§ **Provided records**
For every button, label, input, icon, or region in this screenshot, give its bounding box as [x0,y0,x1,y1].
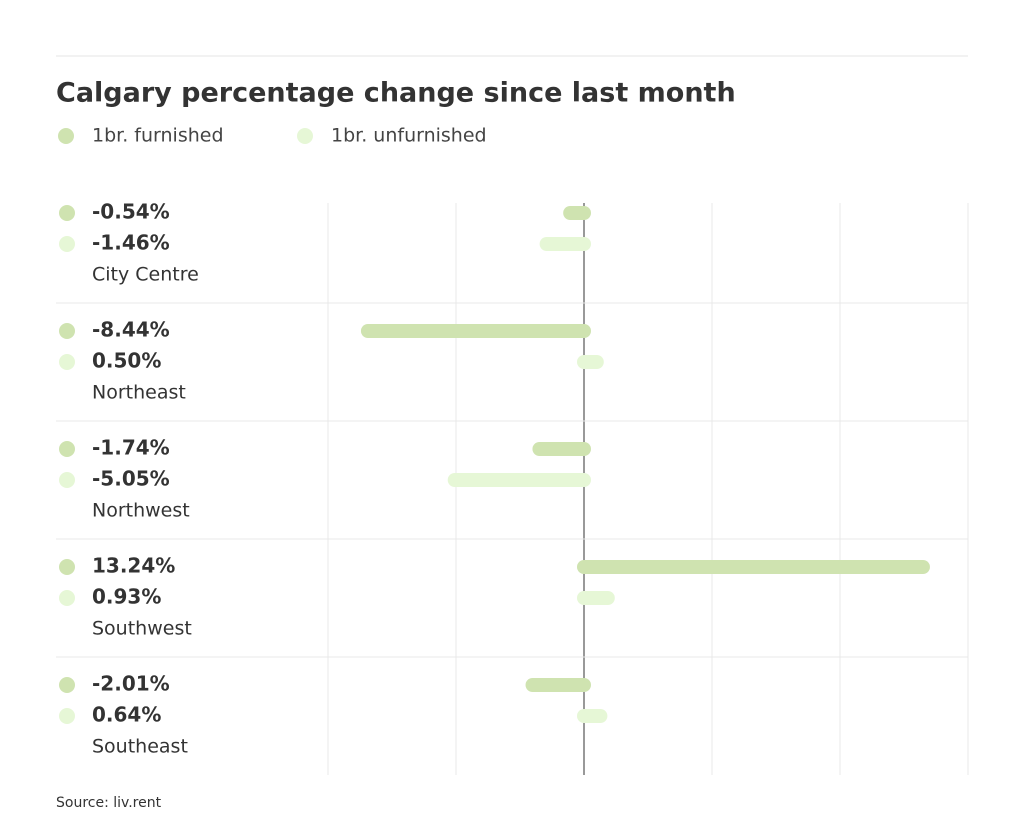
chart-title: Calgary percentage change since last mon… [56,78,736,109]
row-swatch [59,559,75,575]
category-label: City Centre [92,264,199,286]
category-label: Southeast [92,736,188,758]
value-label: 0.93% [92,585,161,609]
bar [532,442,591,456]
bar [563,206,591,220]
value-label: -2.01% [92,672,170,696]
row-swatch [59,354,75,370]
bar [525,678,591,692]
source: Source: liv.rent [56,795,162,811]
row-swatch [59,323,75,339]
row-swatch [59,590,75,606]
legend-label: 1br. unfurnished [331,125,487,147]
value-label: -1.74% [92,436,170,460]
row-swatch [59,441,75,457]
category-label: Southwest [92,618,192,640]
legend-label: 1br. furnished [92,125,224,147]
category-label: Northwest [92,500,190,522]
row-swatch [59,472,75,488]
bar [577,709,608,723]
bar [577,355,604,369]
value-label: 0.50% [92,349,161,373]
row-swatch [59,677,75,693]
legend-swatch [58,128,74,144]
bar [577,560,930,574]
bar [447,473,591,487]
legend-swatch [297,128,313,144]
category-label: Northeast [92,382,186,404]
bar [539,237,591,251]
row-swatch [59,205,75,221]
row-swatch [59,236,75,252]
value-label: -5.05% [92,467,170,491]
value-label: 13.24% [92,554,175,578]
row-swatch [59,708,75,724]
value-label: -8.44% [92,318,170,342]
bar [577,591,615,605]
value-label: 0.64% [92,703,161,727]
value-label: -1.46% [92,231,170,255]
value-label: -0.54% [92,200,170,224]
bar [360,324,591,338]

§ **Exercise details**
Please retype the rows above word for word, leaving out the pictures.

§ **Completed exercise**
For every button, label, input, icon, or region in this screenshot, give its bounding box as [x0,y0,x1,y1].
chart-title: Calgary percentage change since last mon… [56,78,736,109]
row-swatch [59,559,75,575]
category-label: City Centre [92,264,199,286]
category-label: Southeast [92,736,188,758]
value-label: 0.93% [92,585,161,609]
bar [532,442,591,456]
bar [563,206,591,220]
value-label: -2.01% [92,672,170,696]
row-swatch [59,354,75,370]
bar [525,678,591,692]
source: Source: liv.rent [56,795,162,811]
row-swatch [59,323,75,339]
row-swatch [59,590,75,606]
legend-label: 1br. unfurnished [331,125,487,147]
value-label: -1.74% [92,436,170,460]
row-swatch [59,441,75,457]
category-label: Southwest [92,618,192,640]
legend-label: 1br. furnished [92,125,224,147]
category-label: Northwest [92,500,190,522]
row-swatch [59,472,75,488]
bar [577,709,608,723]
bar [577,355,604,369]
value-label: 0.50% [92,349,161,373]
row-swatch [59,677,75,693]
legend-swatch [58,128,74,144]
bar [577,560,930,574]
bar [447,473,591,487]
legend-swatch [297,128,313,144]
category-label: Northeast [92,382,186,404]
bar [539,237,591,251]
row-swatch [59,205,75,221]
row-swatch [59,236,75,252]
value-label: -5.05% [92,467,170,491]
value-label: 13.24% [92,554,175,578]
row-swatch [59,708,75,724]
value-label: -8.44% [92,318,170,342]
bar [577,591,615,605]
value-label: 0.64% [92,703,161,727]
value-label: -1.46% [92,231,170,255]
value-label: -0.54% [92,200,170,224]
bar [360,324,591,338]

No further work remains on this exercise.